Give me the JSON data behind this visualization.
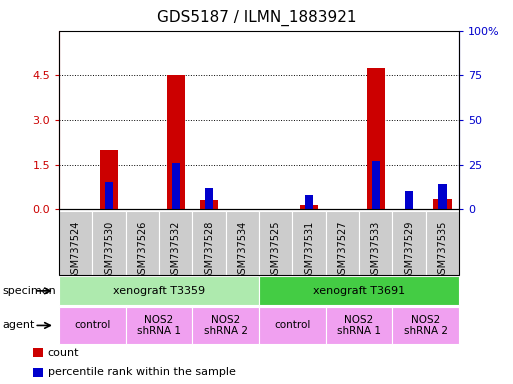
{
  "title": "GDS5187 / ILMN_1883921",
  "samples": [
    "GSM737524",
    "GSM737530",
    "GSM737526",
    "GSM737532",
    "GSM737528",
    "GSM737534",
    "GSM737525",
    "GSM737531",
    "GSM737527",
    "GSM737533",
    "GSM737529",
    "GSM737535"
  ],
  "red_values": [
    0.0,
    2.0,
    0.0,
    4.5,
    0.3,
    0.0,
    0.0,
    0.15,
    0.0,
    4.75,
    0.0,
    0.35
  ],
  "blue_percentile": [
    0,
    15,
    0,
    26,
    12,
    0,
    0,
    8,
    0,
    27,
    10,
    14
  ],
  "ylim_left": [
    0,
    6
  ],
  "ylim_right": [
    0,
    100
  ],
  "yticks_left": [
    0,
    1.5,
    3.0,
    4.5
  ],
  "yticks_right": [
    0,
    25,
    50,
    75,
    100
  ],
  "specimen_groups": [
    {
      "label": "xenograft T3359",
      "start": 0,
      "end": 6,
      "color": "#AEEAAE"
    },
    {
      "label": "xenograft T3691",
      "start": 6,
      "end": 12,
      "color": "#44CC44"
    }
  ],
  "agent_groups": [
    {
      "label": "control",
      "start": 0,
      "end": 2,
      "color": "#F0A0F0"
    },
    {
      "label": "NOS2\nshRNA 1",
      "start": 2,
      "end": 4,
      "color": "#F0A0F0"
    },
    {
      "label": "NOS2\nshRNA 2",
      "start": 4,
      "end": 6,
      "color": "#F0A0F0"
    },
    {
      "label": "control",
      "start": 6,
      "end": 8,
      "color": "#F0A0F0"
    },
    {
      "label": "NOS2\nshRNA 1",
      "start": 8,
      "end": 10,
      "color": "#F0A0F0"
    },
    {
      "label": "NOS2\nshRNA 2",
      "start": 10,
      "end": 12,
      "color": "#F0A0F0"
    }
  ],
  "bar_color_red": "#CC0000",
  "bar_color_blue": "#0000CC",
  "left_axis_color": "#CC0000",
  "right_axis_color": "#0000CC",
  "legend_red": "count",
  "legend_blue": "percentile rank within the sample",
  "specimen_label": "specimen",
  "agent_label": "agent",
  "tick_label_bg": "#CCCCCC"
}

****

## EXERCISE AIM:
State the number of lines in the preceding entries that include the word "xenograft". Provide nothing else.

## EXPECTED OUTPUT:
2